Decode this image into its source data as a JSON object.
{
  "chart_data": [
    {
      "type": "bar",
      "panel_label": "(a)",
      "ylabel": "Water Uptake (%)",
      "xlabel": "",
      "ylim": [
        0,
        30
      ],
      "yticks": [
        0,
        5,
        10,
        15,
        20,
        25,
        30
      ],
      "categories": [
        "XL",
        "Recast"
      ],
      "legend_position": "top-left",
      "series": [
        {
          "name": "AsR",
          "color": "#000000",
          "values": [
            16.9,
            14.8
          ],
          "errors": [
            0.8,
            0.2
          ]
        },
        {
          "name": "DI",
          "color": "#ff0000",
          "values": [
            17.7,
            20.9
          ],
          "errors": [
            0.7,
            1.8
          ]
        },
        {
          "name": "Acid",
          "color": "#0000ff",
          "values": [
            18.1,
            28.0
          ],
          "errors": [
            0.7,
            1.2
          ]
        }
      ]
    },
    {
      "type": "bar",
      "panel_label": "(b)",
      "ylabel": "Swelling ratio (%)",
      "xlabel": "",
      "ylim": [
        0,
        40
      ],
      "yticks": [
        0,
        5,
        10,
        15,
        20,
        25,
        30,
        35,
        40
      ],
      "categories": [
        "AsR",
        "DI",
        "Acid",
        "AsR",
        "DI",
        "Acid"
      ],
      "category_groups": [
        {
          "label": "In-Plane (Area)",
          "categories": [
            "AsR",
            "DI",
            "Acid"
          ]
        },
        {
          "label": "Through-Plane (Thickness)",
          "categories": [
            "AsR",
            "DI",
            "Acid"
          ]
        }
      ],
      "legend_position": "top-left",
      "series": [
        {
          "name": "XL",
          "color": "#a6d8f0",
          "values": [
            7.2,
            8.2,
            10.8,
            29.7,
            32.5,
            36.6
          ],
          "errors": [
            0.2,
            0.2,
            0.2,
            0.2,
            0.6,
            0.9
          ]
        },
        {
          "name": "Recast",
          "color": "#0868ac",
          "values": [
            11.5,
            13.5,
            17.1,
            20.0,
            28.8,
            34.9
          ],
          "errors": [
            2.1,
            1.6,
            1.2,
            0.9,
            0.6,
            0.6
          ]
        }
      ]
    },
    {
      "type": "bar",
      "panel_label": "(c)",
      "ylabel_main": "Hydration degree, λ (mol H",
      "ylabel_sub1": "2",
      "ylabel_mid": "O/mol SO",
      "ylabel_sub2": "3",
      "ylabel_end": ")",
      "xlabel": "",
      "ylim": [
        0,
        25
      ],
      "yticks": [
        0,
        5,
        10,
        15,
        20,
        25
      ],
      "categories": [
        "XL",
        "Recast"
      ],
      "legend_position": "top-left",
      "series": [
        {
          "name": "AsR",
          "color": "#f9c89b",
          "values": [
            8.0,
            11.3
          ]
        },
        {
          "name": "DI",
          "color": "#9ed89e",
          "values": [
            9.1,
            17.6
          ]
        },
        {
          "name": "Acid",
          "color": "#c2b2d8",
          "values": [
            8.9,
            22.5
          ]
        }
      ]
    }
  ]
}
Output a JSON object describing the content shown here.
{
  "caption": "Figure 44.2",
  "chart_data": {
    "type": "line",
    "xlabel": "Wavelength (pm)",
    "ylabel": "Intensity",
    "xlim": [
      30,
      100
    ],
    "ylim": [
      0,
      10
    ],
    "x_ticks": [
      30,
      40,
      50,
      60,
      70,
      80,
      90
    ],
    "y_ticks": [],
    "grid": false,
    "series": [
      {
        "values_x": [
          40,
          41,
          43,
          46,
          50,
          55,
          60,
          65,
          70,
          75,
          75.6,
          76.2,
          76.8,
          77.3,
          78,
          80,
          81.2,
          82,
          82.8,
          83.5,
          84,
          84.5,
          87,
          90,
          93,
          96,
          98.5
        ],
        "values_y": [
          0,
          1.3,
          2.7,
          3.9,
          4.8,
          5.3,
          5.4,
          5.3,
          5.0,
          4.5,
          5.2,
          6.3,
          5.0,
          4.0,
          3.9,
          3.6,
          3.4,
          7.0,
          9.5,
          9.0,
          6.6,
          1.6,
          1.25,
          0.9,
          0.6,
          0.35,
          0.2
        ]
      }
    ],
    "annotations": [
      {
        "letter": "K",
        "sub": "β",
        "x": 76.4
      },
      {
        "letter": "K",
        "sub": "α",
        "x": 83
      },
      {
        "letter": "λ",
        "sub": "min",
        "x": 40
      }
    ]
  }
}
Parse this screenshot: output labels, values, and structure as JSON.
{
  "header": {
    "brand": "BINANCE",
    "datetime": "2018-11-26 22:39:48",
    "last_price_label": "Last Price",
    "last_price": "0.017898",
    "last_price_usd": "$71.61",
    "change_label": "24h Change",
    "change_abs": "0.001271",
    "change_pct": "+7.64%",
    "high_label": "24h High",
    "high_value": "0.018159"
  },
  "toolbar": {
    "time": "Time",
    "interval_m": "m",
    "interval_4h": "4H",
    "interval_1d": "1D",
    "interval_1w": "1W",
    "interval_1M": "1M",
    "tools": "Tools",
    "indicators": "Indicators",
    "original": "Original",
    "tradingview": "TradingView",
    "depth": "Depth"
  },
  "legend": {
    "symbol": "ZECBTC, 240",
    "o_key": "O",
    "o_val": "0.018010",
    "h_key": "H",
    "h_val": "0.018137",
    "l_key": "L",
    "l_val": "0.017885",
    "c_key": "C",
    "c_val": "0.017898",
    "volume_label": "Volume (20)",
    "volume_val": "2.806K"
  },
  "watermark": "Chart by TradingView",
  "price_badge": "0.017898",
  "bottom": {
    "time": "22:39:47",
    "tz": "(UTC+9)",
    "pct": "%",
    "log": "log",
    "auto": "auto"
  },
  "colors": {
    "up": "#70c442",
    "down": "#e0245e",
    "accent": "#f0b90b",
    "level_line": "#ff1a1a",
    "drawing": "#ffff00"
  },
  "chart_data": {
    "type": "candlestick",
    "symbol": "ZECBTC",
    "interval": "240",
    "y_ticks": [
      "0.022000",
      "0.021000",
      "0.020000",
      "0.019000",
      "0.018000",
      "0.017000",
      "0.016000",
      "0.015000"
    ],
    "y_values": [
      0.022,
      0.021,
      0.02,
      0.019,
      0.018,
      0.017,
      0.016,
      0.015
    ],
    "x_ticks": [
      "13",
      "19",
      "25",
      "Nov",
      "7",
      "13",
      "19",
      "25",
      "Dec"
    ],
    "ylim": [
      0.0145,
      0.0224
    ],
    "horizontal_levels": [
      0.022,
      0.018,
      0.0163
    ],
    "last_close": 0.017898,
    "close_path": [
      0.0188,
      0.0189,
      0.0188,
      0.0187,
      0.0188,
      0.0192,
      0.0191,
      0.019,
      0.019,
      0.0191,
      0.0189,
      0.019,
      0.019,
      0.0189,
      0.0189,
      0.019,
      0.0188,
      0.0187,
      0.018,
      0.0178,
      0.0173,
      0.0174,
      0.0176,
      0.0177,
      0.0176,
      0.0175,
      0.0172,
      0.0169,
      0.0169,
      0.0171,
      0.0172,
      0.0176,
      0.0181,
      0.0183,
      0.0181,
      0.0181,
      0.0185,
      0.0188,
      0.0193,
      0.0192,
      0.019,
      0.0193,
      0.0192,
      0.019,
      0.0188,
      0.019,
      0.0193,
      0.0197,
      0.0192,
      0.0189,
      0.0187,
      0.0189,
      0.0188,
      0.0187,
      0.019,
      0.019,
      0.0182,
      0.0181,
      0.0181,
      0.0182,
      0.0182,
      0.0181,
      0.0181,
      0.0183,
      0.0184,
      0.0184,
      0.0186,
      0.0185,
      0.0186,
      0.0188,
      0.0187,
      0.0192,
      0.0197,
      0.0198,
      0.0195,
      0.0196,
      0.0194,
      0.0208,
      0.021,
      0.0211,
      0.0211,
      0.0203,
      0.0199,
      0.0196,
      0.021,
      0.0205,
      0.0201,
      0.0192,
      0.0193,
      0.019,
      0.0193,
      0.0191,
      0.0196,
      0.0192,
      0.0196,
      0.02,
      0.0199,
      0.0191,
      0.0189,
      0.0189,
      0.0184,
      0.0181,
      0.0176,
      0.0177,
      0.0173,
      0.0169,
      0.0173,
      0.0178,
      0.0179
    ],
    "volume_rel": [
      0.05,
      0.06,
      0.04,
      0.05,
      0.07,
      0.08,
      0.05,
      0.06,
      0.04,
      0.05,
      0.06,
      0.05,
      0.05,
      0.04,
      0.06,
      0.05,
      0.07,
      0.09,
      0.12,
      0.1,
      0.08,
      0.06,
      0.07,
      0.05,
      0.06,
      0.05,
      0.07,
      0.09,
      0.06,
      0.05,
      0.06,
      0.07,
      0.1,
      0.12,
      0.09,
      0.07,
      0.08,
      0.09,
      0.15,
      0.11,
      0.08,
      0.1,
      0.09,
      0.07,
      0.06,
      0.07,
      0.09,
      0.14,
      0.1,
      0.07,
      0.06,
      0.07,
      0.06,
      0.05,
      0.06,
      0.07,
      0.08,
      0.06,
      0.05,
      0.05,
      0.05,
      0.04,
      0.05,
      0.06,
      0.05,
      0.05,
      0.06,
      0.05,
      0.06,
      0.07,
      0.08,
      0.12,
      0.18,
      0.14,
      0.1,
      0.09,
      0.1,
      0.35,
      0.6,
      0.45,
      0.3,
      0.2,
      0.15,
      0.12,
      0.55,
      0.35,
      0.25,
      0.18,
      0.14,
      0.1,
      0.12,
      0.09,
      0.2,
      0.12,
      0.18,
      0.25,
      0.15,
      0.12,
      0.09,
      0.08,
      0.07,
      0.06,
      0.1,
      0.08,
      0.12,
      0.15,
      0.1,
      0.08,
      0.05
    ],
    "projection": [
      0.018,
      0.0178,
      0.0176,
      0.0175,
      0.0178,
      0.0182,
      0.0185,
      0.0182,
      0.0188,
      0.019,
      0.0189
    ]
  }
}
__________
• [Given request]:
For the listing above, give the number of lines in which the string "Plane" occurs, and nothing else.

• [The reply]:
2